Your instructions: Retype exactly the stretch of lines that begins at the line containing "Read out every word on this page." and ends at the last line of the data, with no other lines.

═════ Supplied information ═════

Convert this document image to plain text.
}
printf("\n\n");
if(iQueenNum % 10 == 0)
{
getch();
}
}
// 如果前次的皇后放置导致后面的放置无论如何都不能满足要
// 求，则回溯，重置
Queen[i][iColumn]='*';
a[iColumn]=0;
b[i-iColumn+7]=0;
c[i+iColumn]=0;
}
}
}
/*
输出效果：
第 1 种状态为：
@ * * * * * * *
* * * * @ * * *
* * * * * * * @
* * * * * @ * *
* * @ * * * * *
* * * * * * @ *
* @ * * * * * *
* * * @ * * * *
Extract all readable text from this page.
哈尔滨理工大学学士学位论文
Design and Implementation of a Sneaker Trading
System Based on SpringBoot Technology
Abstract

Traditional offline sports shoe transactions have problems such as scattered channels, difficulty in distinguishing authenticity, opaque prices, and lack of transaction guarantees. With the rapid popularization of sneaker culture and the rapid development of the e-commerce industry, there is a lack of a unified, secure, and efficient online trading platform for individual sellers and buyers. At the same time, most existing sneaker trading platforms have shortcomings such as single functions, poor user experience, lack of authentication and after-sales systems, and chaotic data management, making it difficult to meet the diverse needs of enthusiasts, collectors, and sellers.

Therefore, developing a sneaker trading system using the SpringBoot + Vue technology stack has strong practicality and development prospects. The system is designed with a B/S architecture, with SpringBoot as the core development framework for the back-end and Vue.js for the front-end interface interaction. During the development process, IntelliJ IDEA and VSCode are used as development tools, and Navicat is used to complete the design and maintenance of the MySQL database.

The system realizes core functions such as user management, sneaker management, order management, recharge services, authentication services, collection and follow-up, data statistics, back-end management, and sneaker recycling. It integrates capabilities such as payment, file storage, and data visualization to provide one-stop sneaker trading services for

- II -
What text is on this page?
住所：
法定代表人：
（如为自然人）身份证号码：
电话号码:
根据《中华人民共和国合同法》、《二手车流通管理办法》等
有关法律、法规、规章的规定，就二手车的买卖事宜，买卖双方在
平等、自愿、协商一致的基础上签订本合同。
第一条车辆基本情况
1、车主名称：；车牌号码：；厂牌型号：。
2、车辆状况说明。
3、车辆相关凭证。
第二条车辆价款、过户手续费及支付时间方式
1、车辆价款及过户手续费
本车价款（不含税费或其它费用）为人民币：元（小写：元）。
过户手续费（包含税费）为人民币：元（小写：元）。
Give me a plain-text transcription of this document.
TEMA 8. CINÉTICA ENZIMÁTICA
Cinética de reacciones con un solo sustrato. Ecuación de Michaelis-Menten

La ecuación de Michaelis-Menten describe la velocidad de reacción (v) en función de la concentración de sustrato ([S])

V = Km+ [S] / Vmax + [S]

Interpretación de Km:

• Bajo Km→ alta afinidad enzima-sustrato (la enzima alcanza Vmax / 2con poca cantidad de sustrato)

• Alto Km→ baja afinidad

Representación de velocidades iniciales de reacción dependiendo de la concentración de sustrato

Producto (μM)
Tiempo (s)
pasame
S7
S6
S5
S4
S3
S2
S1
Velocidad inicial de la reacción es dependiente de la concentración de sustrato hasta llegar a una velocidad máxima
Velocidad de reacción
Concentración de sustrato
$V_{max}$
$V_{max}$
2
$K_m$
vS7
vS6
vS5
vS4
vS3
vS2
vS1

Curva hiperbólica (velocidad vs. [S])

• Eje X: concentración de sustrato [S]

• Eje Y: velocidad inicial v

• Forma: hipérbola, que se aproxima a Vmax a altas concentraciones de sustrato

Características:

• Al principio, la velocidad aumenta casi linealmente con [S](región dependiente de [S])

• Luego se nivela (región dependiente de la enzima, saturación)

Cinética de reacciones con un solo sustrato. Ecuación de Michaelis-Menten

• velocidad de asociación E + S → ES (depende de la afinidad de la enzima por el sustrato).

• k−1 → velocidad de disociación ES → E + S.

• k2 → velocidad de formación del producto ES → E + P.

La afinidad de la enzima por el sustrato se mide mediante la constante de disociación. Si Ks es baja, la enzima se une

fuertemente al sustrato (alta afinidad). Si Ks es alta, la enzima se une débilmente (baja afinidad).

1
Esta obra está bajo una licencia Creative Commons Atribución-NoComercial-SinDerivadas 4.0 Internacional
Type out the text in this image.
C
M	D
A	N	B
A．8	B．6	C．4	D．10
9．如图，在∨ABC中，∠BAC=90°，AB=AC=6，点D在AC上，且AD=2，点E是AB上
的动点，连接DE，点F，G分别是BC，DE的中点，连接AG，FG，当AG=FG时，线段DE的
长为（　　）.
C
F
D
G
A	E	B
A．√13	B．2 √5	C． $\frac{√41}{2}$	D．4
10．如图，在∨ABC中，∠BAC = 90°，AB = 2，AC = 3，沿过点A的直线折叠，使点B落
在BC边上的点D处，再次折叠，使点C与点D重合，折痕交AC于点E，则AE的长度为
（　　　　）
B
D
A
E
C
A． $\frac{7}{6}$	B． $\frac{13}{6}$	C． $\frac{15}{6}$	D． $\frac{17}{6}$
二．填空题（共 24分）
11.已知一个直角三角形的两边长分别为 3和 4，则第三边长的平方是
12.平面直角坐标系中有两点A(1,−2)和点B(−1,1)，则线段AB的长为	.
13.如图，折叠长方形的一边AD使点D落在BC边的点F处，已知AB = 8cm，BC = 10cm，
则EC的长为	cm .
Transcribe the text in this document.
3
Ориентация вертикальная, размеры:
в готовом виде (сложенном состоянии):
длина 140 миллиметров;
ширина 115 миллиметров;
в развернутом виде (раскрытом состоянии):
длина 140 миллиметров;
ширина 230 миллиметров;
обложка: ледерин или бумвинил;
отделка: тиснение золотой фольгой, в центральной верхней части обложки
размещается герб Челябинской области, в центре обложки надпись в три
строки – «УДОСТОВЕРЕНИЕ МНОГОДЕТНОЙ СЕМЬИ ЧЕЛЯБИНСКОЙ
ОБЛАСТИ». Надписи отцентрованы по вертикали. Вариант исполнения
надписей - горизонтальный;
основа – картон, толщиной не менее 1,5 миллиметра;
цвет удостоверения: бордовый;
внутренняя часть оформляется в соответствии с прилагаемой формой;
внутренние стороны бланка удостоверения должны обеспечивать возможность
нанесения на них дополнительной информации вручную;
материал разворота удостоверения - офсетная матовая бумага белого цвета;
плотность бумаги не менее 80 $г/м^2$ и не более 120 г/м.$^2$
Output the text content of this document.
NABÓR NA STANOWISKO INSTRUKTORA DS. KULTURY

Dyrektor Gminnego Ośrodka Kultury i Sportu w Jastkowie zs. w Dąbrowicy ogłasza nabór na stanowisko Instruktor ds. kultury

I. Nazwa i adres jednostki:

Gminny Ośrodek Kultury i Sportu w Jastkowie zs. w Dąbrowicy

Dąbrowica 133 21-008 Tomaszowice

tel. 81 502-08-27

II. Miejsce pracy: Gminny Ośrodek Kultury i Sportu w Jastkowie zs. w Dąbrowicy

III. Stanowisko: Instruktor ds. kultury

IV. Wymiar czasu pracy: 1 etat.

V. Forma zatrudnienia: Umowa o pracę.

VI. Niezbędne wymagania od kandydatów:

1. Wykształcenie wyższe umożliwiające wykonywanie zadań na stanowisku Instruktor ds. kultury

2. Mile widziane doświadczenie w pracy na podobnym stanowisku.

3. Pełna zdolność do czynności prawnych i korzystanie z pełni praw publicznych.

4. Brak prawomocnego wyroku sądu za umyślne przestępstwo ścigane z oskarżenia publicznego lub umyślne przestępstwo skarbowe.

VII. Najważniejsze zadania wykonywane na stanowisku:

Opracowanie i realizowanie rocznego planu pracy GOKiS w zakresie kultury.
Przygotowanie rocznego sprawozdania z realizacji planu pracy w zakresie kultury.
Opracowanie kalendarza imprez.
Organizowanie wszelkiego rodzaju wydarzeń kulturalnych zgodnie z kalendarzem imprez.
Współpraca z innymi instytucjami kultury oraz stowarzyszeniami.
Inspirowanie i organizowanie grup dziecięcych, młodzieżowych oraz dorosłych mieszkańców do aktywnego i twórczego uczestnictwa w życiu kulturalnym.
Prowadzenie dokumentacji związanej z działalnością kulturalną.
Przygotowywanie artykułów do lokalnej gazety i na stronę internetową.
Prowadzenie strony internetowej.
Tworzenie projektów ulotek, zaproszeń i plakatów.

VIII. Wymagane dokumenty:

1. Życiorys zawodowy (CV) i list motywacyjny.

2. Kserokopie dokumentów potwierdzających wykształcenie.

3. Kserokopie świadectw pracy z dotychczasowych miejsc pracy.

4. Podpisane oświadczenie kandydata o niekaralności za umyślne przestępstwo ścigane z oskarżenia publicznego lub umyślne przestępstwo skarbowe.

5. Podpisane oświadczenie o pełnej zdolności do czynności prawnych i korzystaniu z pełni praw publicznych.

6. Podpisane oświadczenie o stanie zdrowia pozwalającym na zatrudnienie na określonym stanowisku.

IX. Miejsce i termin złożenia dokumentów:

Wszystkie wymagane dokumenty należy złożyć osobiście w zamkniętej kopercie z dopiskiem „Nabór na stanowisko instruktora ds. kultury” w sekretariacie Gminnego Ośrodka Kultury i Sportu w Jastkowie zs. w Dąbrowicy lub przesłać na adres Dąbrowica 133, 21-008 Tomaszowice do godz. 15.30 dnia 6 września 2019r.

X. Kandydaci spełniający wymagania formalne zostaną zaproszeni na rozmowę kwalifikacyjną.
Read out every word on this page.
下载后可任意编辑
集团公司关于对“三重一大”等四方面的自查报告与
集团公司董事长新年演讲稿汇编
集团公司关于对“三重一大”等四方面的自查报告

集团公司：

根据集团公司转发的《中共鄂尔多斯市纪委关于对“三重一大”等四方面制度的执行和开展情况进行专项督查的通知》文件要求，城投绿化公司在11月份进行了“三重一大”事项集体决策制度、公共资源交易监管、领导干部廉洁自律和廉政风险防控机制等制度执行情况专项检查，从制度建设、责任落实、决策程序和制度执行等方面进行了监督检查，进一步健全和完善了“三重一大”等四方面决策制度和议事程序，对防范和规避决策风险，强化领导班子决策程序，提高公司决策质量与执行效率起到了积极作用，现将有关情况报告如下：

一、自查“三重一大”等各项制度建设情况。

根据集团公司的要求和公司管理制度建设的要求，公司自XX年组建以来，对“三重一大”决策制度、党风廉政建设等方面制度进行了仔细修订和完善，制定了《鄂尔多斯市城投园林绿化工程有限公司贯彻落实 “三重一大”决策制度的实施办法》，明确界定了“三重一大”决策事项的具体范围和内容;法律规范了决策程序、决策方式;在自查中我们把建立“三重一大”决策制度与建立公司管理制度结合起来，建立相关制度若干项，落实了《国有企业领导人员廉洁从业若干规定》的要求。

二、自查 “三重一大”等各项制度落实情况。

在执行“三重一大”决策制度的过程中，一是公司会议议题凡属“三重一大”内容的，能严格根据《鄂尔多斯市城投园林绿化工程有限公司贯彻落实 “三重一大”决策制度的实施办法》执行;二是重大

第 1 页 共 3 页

═════

Written solution:
Read out every word on this page.
下载后可任意编辑
集团公司关于对“三重一大”等四方面的自查报告与
集团公司董事长新年演讲稿汇编
集团公司关于对“三重一大”等四方面的自查报告

集团公司：

根据集团公司转发的《中共鄂尔多斯市纪委关于对“三重一大”等四方面制度的执行和开展情况进行专项督查的通知》文件要求，城投绿化公司在11月份进行了“三重一大”事项集体决策制度、公共资源交易监管、领导干部廉洁自律和廉政风险防控机制等制度执行情况专项检查，从制度建设、责任落实、决策程序和制度执行等方面进行了监督检查，进一步健全和完善了“三重一大”等四方面决策制度和议事程序，对防范和规避决策风险，强化领导班子决策程序，提高公司决策质量与执行效率起到了积极作用，现将有关情况报告如下：

一、自查“三重一大”等各项制度建设情况。

根据集团公司的要求和公司管理制度建设的要求，公司自XX年组建以来，对“三重一大”决策制度、党风廉政建设等方面制度进行了仔细修订和完善，制定了《鄂尔多斯市城投园林绿化工程有限公司贯彻落实 “三重一大”决策制度的实施办法》，明确界定了“三重一大”决策事项的具体范围和内容;法律规范了决策程序、决策方式;在自查中我们把建立“三重一大”决策制度与建立公司管理制度结合起来，建立相关制度若干项，落实了《国有企业领导人员廉洁从业若干规定》的要求。

二、自查 “三重一大”等各项制度落实情况。

在执行“三重一大”决策制度的过程中，一是公司会议议题凡属“三重一大”内容的，能严格根据《鄂尔多斯市城投园林绿化工程有限公司贯彻落实 “三重一大”决策制度的实施办法》执行;二是重大

第 1 页 共 3 页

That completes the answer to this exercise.